(Data entries)
========================
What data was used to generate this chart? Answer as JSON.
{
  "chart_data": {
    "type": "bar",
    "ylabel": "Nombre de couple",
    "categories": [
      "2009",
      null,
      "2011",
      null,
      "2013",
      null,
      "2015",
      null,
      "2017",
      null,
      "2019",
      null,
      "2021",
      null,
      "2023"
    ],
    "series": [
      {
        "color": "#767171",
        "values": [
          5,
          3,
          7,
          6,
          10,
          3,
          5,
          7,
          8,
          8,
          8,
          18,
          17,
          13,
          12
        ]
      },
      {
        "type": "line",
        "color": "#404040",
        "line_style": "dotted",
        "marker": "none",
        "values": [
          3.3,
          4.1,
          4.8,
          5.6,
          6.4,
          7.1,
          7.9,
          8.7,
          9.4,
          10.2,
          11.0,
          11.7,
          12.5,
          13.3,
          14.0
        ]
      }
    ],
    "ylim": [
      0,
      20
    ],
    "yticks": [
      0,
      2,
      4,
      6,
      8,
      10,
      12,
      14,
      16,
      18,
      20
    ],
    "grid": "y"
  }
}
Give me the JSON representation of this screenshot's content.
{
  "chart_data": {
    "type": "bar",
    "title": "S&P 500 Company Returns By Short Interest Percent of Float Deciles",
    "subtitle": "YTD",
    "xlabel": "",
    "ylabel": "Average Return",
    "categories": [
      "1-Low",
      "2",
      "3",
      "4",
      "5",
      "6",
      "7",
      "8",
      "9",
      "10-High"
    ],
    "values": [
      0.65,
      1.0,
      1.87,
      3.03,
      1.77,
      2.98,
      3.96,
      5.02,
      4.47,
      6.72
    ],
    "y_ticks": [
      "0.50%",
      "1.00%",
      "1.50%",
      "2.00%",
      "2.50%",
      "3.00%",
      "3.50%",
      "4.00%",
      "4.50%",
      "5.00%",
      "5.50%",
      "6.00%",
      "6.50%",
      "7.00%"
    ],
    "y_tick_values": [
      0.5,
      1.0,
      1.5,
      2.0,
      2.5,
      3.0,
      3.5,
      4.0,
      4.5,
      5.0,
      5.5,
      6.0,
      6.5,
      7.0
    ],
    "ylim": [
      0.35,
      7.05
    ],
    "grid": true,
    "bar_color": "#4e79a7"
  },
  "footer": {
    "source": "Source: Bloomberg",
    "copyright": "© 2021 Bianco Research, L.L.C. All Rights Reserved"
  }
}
========================
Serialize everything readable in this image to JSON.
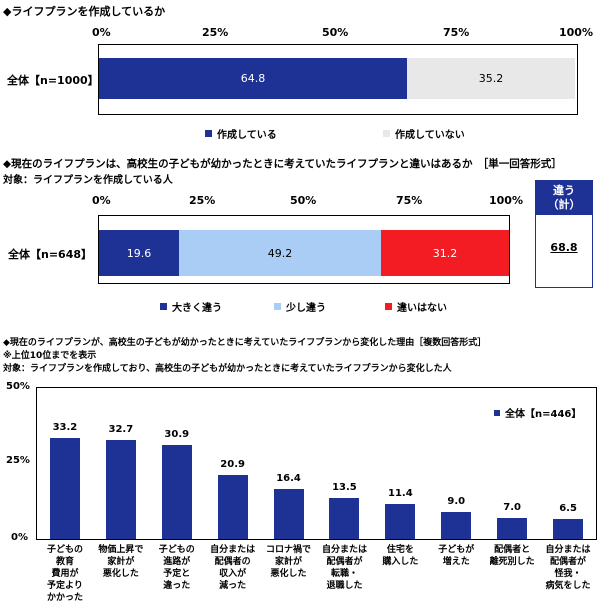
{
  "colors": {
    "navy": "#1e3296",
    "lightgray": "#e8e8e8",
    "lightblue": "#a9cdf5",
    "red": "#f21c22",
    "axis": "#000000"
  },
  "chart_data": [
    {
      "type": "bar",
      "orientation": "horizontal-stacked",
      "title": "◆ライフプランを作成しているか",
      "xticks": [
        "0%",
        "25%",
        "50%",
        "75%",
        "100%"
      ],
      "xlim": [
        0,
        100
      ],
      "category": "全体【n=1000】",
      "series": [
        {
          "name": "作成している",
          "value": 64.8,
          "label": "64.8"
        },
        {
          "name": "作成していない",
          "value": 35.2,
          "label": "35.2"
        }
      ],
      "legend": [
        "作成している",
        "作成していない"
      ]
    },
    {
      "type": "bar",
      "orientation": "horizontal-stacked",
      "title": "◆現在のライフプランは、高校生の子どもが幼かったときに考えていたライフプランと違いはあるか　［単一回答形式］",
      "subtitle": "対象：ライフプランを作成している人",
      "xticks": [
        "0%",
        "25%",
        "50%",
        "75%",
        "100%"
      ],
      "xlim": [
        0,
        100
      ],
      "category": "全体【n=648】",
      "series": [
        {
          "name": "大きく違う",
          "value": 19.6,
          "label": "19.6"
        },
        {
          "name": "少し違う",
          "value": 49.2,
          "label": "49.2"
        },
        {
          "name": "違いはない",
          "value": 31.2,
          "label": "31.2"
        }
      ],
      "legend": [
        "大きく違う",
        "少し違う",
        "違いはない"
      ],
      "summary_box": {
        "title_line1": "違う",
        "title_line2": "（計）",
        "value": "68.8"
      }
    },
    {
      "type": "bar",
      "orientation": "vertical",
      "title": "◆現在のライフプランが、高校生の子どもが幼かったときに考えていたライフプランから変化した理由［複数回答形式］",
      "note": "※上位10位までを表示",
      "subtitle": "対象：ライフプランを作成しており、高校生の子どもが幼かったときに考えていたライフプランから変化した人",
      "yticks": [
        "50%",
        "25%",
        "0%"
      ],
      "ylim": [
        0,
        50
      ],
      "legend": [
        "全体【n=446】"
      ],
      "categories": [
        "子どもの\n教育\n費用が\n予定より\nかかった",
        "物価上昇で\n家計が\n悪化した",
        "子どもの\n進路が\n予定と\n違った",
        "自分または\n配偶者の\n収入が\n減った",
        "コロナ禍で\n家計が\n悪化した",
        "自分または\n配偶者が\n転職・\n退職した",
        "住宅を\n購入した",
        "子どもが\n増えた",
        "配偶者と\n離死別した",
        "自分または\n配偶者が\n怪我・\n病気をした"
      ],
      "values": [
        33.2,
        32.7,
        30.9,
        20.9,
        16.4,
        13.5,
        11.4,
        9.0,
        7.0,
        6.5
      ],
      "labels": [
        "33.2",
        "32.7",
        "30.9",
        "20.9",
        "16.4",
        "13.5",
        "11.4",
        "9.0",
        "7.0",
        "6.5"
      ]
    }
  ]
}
========================
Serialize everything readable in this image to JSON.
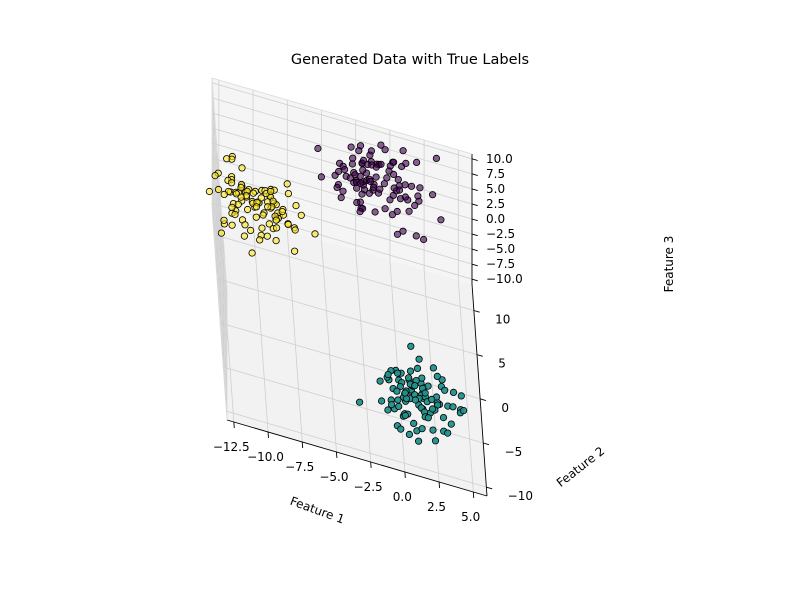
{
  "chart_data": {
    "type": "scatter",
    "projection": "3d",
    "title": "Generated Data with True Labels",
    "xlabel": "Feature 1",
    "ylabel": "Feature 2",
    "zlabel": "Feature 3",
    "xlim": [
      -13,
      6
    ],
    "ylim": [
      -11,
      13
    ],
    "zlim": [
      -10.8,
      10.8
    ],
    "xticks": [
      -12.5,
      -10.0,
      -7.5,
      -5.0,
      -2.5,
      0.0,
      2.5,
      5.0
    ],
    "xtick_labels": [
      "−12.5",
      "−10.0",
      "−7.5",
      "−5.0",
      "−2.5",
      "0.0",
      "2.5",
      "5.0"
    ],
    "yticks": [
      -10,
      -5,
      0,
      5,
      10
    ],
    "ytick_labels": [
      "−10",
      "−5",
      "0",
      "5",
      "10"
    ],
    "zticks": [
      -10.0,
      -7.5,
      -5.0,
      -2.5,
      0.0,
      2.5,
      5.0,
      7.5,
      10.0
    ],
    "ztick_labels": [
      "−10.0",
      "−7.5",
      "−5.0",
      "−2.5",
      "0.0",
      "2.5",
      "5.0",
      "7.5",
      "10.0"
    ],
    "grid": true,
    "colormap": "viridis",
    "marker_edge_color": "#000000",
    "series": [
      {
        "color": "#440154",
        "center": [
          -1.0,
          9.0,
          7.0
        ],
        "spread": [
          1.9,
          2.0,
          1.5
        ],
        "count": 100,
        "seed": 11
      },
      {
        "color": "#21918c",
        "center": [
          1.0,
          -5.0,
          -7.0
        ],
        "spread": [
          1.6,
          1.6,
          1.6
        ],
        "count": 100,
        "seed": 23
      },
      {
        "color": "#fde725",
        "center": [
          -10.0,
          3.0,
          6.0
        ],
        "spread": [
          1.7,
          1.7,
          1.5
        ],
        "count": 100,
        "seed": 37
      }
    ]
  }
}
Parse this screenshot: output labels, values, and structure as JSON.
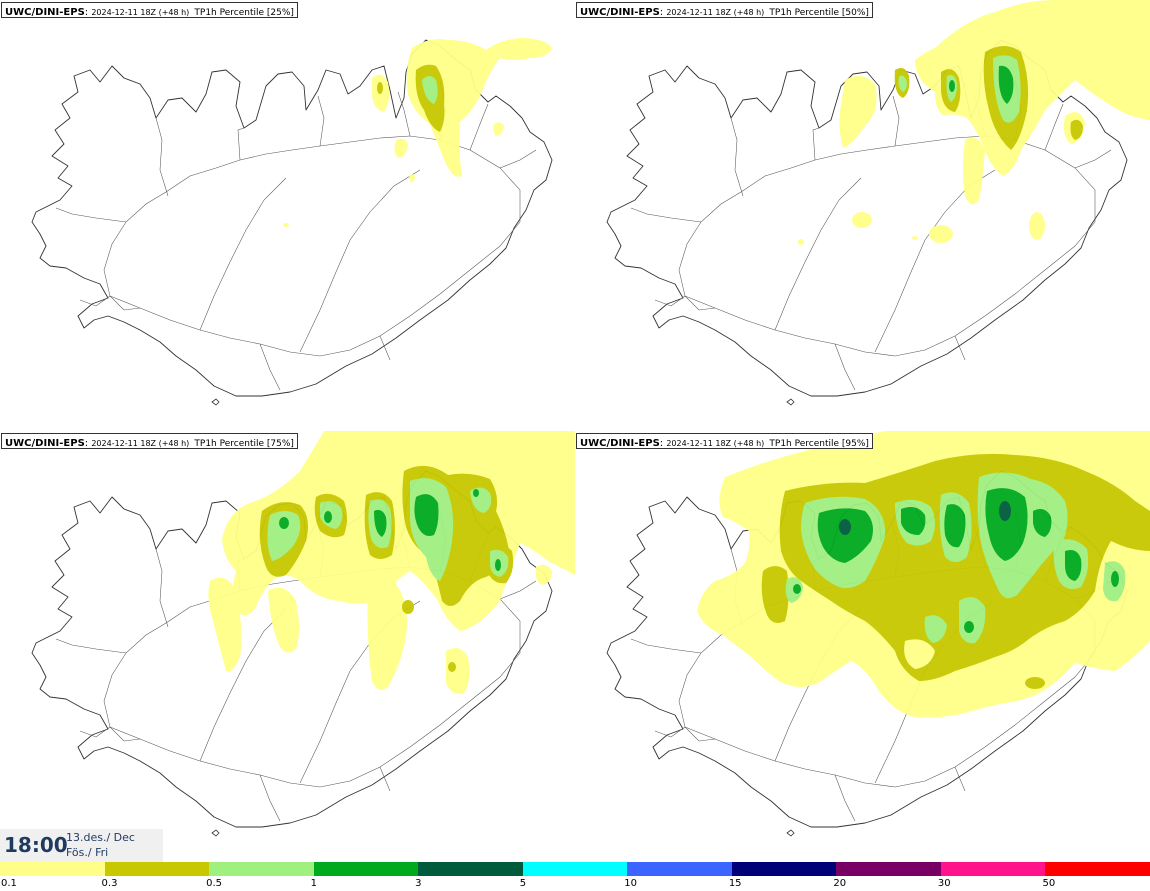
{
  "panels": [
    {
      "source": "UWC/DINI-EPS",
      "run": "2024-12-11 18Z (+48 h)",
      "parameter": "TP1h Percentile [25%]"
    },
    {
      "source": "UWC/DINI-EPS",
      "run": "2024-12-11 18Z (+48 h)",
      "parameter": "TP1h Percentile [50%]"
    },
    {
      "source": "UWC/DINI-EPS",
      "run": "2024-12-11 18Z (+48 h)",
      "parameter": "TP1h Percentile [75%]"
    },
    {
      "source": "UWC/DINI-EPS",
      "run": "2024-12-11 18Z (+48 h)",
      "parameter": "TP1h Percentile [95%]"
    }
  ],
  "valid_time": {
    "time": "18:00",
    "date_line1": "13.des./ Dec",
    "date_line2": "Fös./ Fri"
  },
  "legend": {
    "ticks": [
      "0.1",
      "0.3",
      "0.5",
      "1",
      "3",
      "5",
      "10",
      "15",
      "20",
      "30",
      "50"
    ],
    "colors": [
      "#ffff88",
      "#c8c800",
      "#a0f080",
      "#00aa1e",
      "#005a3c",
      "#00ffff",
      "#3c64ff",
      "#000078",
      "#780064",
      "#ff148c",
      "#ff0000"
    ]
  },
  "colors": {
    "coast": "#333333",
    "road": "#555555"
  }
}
========================
> _Task prompt_
From the records above, how many lines include the word "n配偶者が"? Only the number is wanted.

> _Exercise answer_
2